*Instruction*: Output every record below exactly as it appears.

*Supplied information*:
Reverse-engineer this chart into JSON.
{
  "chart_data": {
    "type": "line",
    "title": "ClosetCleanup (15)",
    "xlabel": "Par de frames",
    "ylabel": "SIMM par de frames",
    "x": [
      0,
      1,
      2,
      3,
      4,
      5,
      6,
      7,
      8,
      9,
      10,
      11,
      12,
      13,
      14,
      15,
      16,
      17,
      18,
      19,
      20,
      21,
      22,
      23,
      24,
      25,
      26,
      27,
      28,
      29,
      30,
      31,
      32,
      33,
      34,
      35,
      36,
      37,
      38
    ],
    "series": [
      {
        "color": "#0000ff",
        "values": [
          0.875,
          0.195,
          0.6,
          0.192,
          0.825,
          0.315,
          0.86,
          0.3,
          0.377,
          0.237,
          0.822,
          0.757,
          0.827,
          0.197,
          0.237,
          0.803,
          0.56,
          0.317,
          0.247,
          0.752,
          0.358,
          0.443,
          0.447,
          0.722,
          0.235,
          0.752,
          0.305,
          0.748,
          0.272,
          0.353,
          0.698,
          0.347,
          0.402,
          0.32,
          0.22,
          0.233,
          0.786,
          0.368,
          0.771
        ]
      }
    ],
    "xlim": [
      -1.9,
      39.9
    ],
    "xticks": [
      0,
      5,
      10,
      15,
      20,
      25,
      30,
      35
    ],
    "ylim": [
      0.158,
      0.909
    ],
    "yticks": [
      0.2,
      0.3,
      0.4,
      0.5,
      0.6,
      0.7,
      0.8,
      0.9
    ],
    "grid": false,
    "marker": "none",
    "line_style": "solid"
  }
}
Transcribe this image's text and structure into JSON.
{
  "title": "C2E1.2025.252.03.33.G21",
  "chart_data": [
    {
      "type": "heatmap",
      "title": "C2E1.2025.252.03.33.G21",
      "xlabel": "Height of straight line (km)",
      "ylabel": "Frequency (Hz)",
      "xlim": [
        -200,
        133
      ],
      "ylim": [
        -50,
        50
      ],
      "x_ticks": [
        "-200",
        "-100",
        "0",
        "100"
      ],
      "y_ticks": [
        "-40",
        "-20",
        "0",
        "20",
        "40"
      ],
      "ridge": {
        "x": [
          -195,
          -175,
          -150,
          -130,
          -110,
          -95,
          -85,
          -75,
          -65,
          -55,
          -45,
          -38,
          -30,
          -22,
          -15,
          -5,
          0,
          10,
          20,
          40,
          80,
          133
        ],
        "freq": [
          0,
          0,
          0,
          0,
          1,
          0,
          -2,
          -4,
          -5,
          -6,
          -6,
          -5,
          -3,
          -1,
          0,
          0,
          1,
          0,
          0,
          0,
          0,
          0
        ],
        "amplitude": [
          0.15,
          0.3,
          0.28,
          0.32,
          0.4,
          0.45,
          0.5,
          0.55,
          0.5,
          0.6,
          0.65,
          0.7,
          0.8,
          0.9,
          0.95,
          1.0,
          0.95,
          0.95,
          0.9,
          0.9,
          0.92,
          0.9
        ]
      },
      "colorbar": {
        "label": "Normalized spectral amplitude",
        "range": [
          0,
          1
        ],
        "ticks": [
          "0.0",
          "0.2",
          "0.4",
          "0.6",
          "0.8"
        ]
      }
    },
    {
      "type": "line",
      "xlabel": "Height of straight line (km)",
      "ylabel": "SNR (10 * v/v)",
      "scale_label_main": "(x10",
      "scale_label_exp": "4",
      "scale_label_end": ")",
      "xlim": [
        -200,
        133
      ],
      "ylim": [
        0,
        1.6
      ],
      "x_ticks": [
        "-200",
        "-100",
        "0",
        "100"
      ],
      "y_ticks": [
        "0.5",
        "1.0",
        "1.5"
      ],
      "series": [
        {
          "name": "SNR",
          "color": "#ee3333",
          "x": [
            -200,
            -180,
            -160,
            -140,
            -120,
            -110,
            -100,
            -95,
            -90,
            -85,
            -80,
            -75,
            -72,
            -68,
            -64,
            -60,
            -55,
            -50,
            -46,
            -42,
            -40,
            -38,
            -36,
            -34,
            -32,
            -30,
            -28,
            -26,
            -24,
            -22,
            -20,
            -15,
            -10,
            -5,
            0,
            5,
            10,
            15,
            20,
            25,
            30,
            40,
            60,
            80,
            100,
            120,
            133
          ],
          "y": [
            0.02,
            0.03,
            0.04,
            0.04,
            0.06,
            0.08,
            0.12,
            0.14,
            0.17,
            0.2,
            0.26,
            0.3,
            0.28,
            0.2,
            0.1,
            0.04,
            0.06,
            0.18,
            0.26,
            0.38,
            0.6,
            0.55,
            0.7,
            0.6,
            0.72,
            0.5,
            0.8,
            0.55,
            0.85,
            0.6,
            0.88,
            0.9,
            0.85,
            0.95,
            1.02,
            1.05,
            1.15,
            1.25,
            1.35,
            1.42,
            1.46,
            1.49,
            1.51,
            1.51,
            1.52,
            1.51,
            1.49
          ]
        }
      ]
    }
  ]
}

*Correct response*:
Reverse-engineer this chart into JSON.
{
  "chart_data": {
    "type": "line",
    "title": "ClosetCleanup (15)",
    "xlabel": "Par de frames",
    "ylabel": "SIMM par de frames",
    "x": [
      0,
      1,
      2,
      3,
      4,
      5,
      6,
      7,
      8,
      9,
      10,
      11,
      12,
      13,
      14,
      15,
      16,
      17,
      18,
      19,
      20,
      21,
      22,
      23,
      24,
      25,
      26,
      27,
      28,
      29,
      30,
      31,
      32,
      33,
      34,
      35,
      36,
      37,
      38
    ],
    "series": [
      {
        "color": "#0000ff",
        "values": [
          0.875,
          0.195,
          0.6,
          0.192,
          0.825,
          0.315,
          0.86,
          0.3,
          0.377,
          0.237,
          0.822,
          0.757,
          0.827,
          0.197,
          0.237,
          0.803,
          0.56,
          0.317,
          0.247,
          0.752,
          0.358,
          0.443,
          0.447,
          0.722,
          0.235,
          0.752,
          0.305,
          0.748,
          0.272,
          0.353,
          0.698,
          0.347,
          0.402,
          0.32,
          0.22,
          0.233,
          0.786,
          0.368,
          0.771
        ]
      }
    ],
    "xlim": [
      -1.9,
      39.9
    ],
    "xticks": [
      0,
      5,
      10,
      15,
      20,
      25,
      30,
      35
    ],
    "ylim": [
      0.158,
      0.909
    ],
    "yticks": [
      0.2,
      0.3,
      0.4,
      0.5,
      0.6,
      0.7,
      0.8,
      0.9
    ],
    "grid": false,
    "marker": "none",
    "line_style": "solid"
  }
}
Transcribe this image's text and structure into JSON.
{
  "title": "C2E1.2025.252.03.33.G21",
  "chart_data": [
    {
      "type": "heatmap",
      "title": "C2E1.2025.252.03.33.G21",
      "xlabel": "Height of straight line (km)",
      "ylabel": "Frequency (Hz)",
      "xlim": [
        -200,
        133
      ],
      "ylim": [
        -50,
        50
      ],
      "x_ticks": [
        "-200",
        "-100",
        "0",
        "100"
      ],
      "y_ticks": [
        "-40",
        "-20",
        "0",
        "20",
        "40"
      ],
      "ridge": {
        "x": [
          -195,
          -175,
          -150,
          -130,
          -110,
          -95,
          -85,
          -75,
          -65,
          -55,
          -45,
          -38,
          -30,
          -22,
          -15,
          -5,
          0,
          10,
          20,
          40,
          80,
          133
        ],
        "freq": [
          0,
          0,
          0,
          0,
          1,
          0,
          -2,
          -4,
          -5,
          -6,
          -6,
          -5,
          -3,
          -1,
          0,
          0,
          1,
          0,
          0,
          0,
          0,
          0
        ],
        "amplitude": [
          0.15,
          0.3,
          0.28,
          0.32,
          0.4,
          0.45,
          0.5,
          0.55,
          0.5,
          0.6,
          0.65,
          0.7,
          0.8,
          0.9,
          0.95,
          1.0,
          0.95,
          0.95,
          0.9,
          0.9,
          0.92,
          0.9
        ]
      },
      "colorbar": {
        "label": "Normalized spectral amplitude",
        "range": [
          0,
          1
        ],
        "ticks": [
          "0.0",
          "0.2",
          "0.4",
          "0.6",
          "0.8"
        ]
      }
    },
    {
      "type": "line",
      "xlabel": "Height of straight line (km)",
      "ylabel": "SNR (10 * v/v)",
      "scale_label_main": "(x10",
      "scale_label_exp": "4",
      "scale_label_end": ")",
      "xlim": [
        -200,
        133
      ],
      "ylim": [
        0,
        1.6
      ],
      "x_ticks": [
        "-200",
        "-100",
        "0",
        "100"
      ],
      "y_ticks": [
        "0.5",
        "1.0",
        "1.5"
      ],
      "series": [
        {
          "name": "SNR",
          "color": "#ee3333",
          "x": [
            -200,
            -180,
            -160,
            -140,
            -120,
            -110,
            -100,
            -95,
            -90,
            -85,
            -80,
            -75,
            -72,
            -68,
            -64,
            -60,
            -55,
            -50,
            -46,
            -42,
            -40,
            -38,
            -36,
            -34,
            -32,
            -30,
            -28,
            -26,
            -24,
            -22,
            -20,
            -15,
            -10,
            -5,
            0,
            5,
            10,
            15,
            20,
            25,
            30,
            40,
            60,
            80,
            100,
            120,
            133
          ],
          "y": [
            0.02,
            0.03,
            0.04,
            0.04,
            0.06,
            0.08,
            0.12,
            0.14,
            0.17,
            0.2,
            0.26,
            0.3,
            0.28,
            0.2,
            0.1,
            0.04,
            0.06,
            0.18,
            0.26,
            0.38,
            0.6,
            0.55,
            0.7,
            0.6,
            0.72,
            0.5,
            0.8,
            0.55,
            0.85,
            0.6,
            0.88,
            0.9,
            0.85,
            0.95,
            1.02,
            1.05,
            1.15,
            1.25,
            1.35,
            1.42,
            1.46,
            1.49,
            1.51,
            1.51,
            1.52,
            1.51,
            1.49
          ]
        }
      ]
    }
  ]
}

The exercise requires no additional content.